> [SET TASK]: For the data below, work out how many lines contain the word "다문화가족의" and supply only that number.

** START MATERIALS PROVIDED **

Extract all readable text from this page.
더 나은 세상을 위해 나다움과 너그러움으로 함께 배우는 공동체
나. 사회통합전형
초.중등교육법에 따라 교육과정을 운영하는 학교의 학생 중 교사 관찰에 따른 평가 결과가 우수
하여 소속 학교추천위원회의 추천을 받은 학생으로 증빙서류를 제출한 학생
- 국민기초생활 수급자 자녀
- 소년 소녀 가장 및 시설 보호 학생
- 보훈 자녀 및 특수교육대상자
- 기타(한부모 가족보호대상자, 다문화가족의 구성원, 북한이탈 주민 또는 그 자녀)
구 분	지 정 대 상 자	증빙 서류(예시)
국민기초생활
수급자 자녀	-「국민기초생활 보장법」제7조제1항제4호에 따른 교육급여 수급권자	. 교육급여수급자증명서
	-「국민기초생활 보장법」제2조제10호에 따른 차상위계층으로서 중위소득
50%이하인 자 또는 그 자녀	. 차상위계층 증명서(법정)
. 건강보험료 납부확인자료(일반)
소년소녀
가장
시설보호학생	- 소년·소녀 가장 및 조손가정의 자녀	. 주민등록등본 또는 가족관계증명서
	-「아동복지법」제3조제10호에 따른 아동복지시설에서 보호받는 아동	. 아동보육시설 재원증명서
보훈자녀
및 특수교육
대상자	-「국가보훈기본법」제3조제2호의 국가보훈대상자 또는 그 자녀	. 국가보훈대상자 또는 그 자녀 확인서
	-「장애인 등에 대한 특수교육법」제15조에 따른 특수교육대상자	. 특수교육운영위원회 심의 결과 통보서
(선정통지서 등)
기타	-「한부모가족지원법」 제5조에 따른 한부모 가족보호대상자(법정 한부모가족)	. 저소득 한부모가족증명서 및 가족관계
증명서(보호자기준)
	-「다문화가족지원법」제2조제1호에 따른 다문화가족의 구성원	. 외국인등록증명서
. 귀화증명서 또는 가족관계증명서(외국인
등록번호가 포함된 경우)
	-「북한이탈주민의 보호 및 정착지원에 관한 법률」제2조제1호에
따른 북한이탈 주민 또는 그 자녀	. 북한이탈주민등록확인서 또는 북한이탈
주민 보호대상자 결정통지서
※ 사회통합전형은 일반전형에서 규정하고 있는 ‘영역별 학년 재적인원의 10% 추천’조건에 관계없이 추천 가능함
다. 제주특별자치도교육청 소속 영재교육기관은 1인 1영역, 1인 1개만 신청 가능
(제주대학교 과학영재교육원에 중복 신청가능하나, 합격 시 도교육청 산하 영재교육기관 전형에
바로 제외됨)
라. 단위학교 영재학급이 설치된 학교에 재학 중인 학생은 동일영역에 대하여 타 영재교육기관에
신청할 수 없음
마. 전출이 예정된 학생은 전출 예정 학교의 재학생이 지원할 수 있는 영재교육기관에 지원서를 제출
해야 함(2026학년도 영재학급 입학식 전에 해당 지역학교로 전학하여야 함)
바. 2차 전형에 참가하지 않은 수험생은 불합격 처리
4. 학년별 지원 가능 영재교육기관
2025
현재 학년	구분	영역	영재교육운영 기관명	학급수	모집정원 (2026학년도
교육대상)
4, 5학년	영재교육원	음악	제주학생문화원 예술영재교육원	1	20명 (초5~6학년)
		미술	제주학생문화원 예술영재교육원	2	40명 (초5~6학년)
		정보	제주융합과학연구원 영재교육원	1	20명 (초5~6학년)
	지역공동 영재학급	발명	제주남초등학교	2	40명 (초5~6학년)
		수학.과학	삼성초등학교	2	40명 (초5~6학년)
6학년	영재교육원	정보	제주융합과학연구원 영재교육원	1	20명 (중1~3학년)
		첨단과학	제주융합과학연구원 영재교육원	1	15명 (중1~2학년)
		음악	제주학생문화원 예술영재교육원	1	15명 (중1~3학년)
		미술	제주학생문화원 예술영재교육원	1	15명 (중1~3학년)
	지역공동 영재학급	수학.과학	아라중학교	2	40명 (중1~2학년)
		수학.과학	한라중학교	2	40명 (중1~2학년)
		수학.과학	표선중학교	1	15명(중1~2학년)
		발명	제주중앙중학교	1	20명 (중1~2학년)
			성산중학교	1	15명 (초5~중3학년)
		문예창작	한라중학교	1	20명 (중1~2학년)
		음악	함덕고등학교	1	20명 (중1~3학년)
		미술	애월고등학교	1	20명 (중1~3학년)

** END MATERIALS PROVIDED **

> [EXERCISE SOLUTION]: 2